Your objective – State how many lines hold the string "участникам". Give the number and nothing else.

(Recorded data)
# # # #

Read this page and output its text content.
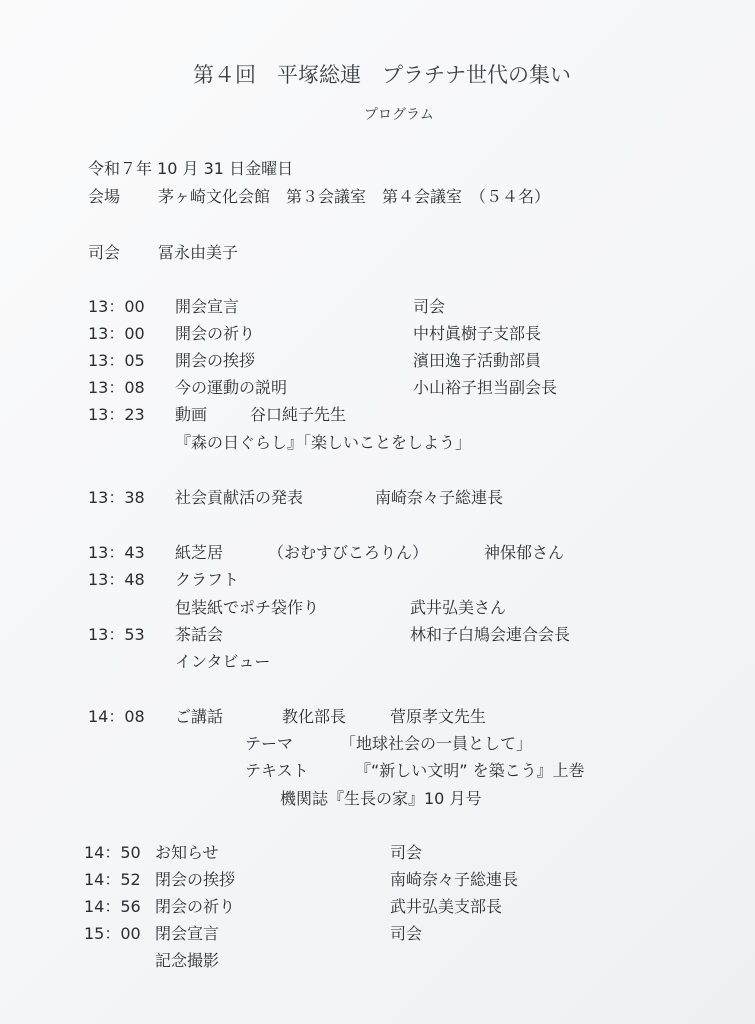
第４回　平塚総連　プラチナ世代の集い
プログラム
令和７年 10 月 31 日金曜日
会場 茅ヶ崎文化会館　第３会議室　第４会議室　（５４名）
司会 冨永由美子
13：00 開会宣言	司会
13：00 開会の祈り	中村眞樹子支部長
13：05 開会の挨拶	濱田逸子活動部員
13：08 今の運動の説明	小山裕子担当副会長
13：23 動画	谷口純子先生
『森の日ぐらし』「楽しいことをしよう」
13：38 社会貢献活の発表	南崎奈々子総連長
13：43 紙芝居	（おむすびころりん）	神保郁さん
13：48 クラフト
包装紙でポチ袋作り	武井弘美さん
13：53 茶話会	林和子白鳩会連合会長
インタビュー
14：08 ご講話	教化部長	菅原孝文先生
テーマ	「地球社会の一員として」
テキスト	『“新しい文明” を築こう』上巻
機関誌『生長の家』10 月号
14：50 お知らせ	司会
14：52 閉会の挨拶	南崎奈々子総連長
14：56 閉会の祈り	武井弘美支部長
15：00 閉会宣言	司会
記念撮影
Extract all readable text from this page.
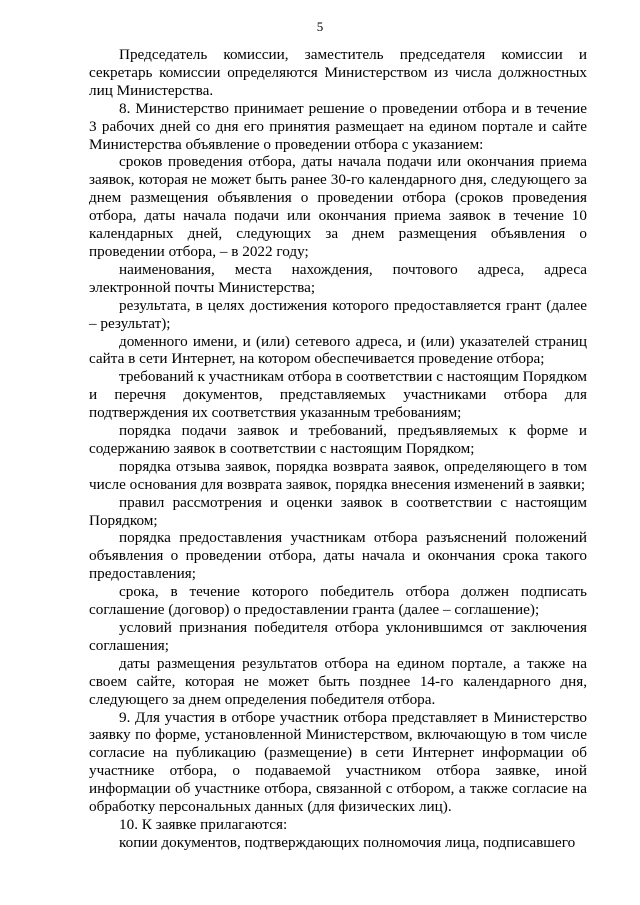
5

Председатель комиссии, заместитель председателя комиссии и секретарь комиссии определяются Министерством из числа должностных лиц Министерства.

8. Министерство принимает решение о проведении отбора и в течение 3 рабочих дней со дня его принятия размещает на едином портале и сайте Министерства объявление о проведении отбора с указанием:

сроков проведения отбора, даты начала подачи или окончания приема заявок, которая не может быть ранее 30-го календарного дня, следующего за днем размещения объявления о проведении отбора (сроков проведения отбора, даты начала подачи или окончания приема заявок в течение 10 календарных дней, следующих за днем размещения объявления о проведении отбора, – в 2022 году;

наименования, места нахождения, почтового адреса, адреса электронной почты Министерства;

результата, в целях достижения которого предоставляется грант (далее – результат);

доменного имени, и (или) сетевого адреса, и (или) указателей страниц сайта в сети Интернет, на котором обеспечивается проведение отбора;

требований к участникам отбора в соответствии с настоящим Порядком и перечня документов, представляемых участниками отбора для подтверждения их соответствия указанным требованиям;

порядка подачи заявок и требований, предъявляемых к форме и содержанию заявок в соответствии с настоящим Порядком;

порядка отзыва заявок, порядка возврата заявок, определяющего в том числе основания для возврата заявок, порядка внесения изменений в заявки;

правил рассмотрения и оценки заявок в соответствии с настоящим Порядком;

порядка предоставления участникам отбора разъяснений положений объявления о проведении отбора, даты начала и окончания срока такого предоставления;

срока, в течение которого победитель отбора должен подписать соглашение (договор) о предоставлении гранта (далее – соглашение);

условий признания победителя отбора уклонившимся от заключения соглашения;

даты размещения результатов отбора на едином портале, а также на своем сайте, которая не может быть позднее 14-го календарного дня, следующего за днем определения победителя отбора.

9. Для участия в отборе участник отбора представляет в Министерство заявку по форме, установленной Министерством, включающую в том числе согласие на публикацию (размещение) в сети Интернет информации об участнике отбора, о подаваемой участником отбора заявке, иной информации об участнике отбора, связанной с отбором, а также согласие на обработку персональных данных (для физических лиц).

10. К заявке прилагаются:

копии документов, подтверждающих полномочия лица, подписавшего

# # # #

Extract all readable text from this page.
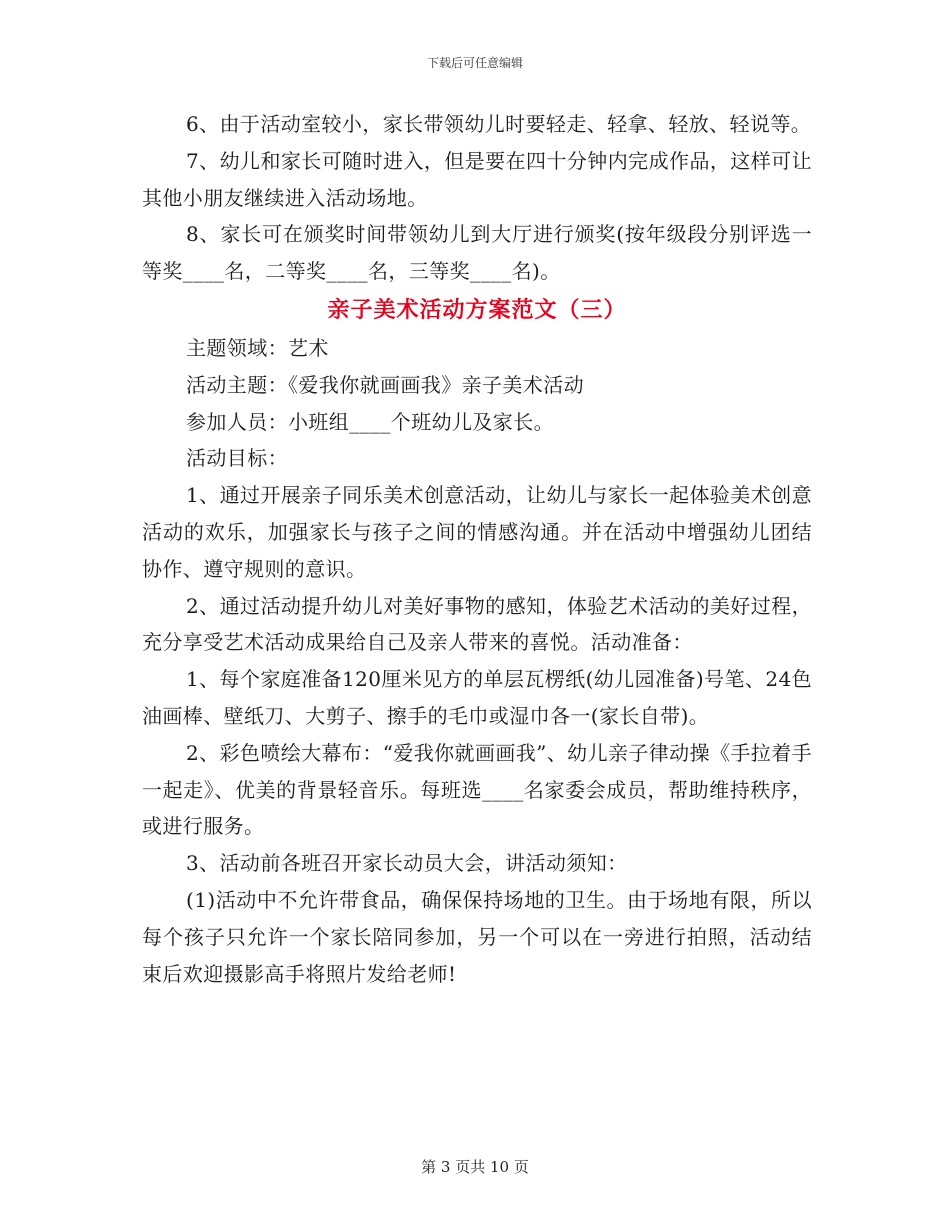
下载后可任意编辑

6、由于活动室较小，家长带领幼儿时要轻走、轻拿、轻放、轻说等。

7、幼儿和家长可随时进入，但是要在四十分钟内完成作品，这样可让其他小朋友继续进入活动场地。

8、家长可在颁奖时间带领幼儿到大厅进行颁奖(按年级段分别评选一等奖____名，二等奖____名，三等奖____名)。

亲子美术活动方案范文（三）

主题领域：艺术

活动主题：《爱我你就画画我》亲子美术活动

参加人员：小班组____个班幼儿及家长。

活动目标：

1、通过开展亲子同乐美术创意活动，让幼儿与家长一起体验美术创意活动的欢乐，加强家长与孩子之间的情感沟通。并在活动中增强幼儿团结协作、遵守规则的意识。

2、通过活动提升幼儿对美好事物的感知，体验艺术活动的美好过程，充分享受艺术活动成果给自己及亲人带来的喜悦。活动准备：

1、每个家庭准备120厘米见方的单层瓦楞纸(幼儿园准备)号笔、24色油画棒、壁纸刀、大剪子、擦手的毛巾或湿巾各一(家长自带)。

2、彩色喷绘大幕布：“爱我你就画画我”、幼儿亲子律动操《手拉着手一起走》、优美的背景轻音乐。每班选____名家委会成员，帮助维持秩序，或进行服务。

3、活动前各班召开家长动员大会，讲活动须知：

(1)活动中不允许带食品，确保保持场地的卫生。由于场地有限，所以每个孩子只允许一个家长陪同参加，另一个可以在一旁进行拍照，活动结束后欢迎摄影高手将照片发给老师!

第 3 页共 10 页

# # # #

Exercise answer – 2